> **What you should do**:
Quote the whole listing word for word, please.

> **Supplied records**:
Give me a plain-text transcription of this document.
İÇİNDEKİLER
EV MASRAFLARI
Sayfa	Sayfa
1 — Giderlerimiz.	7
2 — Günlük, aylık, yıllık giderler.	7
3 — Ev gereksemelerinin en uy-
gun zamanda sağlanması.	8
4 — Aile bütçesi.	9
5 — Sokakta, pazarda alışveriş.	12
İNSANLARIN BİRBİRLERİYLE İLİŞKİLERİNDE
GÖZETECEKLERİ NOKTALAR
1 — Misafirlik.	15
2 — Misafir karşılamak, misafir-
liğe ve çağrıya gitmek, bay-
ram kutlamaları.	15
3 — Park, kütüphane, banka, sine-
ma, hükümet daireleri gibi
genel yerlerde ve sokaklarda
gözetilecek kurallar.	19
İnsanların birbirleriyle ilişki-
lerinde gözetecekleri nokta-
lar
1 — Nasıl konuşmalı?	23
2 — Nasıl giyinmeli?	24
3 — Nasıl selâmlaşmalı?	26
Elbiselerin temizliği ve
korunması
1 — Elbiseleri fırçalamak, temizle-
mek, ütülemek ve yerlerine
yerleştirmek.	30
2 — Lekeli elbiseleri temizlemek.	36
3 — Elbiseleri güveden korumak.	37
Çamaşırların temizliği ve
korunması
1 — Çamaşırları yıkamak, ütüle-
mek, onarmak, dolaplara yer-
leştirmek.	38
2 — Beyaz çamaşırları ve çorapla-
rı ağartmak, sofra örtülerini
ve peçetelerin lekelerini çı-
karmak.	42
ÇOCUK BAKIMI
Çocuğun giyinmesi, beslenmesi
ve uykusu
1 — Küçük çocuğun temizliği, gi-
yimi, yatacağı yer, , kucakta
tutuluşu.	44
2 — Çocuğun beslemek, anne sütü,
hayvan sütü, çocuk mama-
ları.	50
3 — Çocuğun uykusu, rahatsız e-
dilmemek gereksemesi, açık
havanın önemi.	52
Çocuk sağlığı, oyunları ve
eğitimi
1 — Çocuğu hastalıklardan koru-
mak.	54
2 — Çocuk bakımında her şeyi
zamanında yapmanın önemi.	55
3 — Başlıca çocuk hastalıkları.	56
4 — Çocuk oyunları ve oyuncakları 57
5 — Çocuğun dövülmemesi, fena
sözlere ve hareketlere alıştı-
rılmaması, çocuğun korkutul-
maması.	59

> **Full output**:
Give me a plain-text transcription of this document.
İÇİNDEKİLER
EV MASRAFLARI
Sayfa	Sayfa
1 — Giderlerimiz.	7
2 — Günlük, aylık, yıllık giderler.	7
3 — Ev gereksemelerinin en uy-
gun zamanda sağlanması.	8
4 — Aile bütçesi.	9
5 — Sokakta, pazarda alışveriş.	12
İNSANLARIN BİRBİRLERİYLE İLİŞKİLERİNDE
GÖZETECEKLERİ NOKTALAR
1 — Misafirlik.	15
2 — Misafir karşılamak, misafir-
liğe ve çağrıya gitmek, bay-
ram kutlamaları.	15
3 — Park, kütüphane, banka, sine-
ma, hükümet daireleri gibi
genel yerlerde ve sokaklarda
gözetilecek kurallar.	19
İnsanların birbirleriyle ilişki-
lerinde gözetecekleri nokta-
lar
1 — Nasıl konuşmalı?	23
2 — Nasıl giyinmeli?	24
3 — Nasıl selâmlaşmalı?	26
Elbiselerin temizliği ve
korunması
1 — Elbiseleri fırçalamak, temizle-
mek, ütülemek ve yerlerine
yerleştirmek.	30
2 — Lekeli elbiseleri temizlemek.	36
3 — Elbiseleri güveden korumak.	37
Çamaşırların temizliği ve
korunması
1 — Çamaşırları yıkamak, ütüle-
mek, onarmak, dolaplara yer-
leştirmek.	38
2 — Beyaz çamaşırları ve çorapla-
rı ağartmak, sofra örtülerini
ve peçetelerin lekelerini çı-
karmak.	42
ÇOCUK BAKIMI
Çocuğun giyinmesi, beslenmesi
ve uykusu
1 — Küçük çocuğun temizliği, gi-
yimi, yatacağı yer, , kucakta
tutuluşu.	44
2 — Çocuğun beslemek, anne sütü,
hayvan sütü, çocuk mama-
ları.	50
3 — Çocuğun uykusu, rahatsız e-
dilmemek gereksemesi, açık
havanın önemi.	52
Çocuk sağlığı, oyunları ve
eğitimi
1 — Çocuğu hastalıklardan koru-
mak.	54
2 — Çocuk bakımında her şeyi
zamanında yapmanın önemi.	55
3 — Başlıca çocuk hastalıkları.	56
4 — Çocuk oyunları ve oyuncakları 57
5 — Çocuğun dövülmemesi, fena
sözlere ve hareketlere alıştı-
rılmaması, çocuğun korkutul-
maması.	59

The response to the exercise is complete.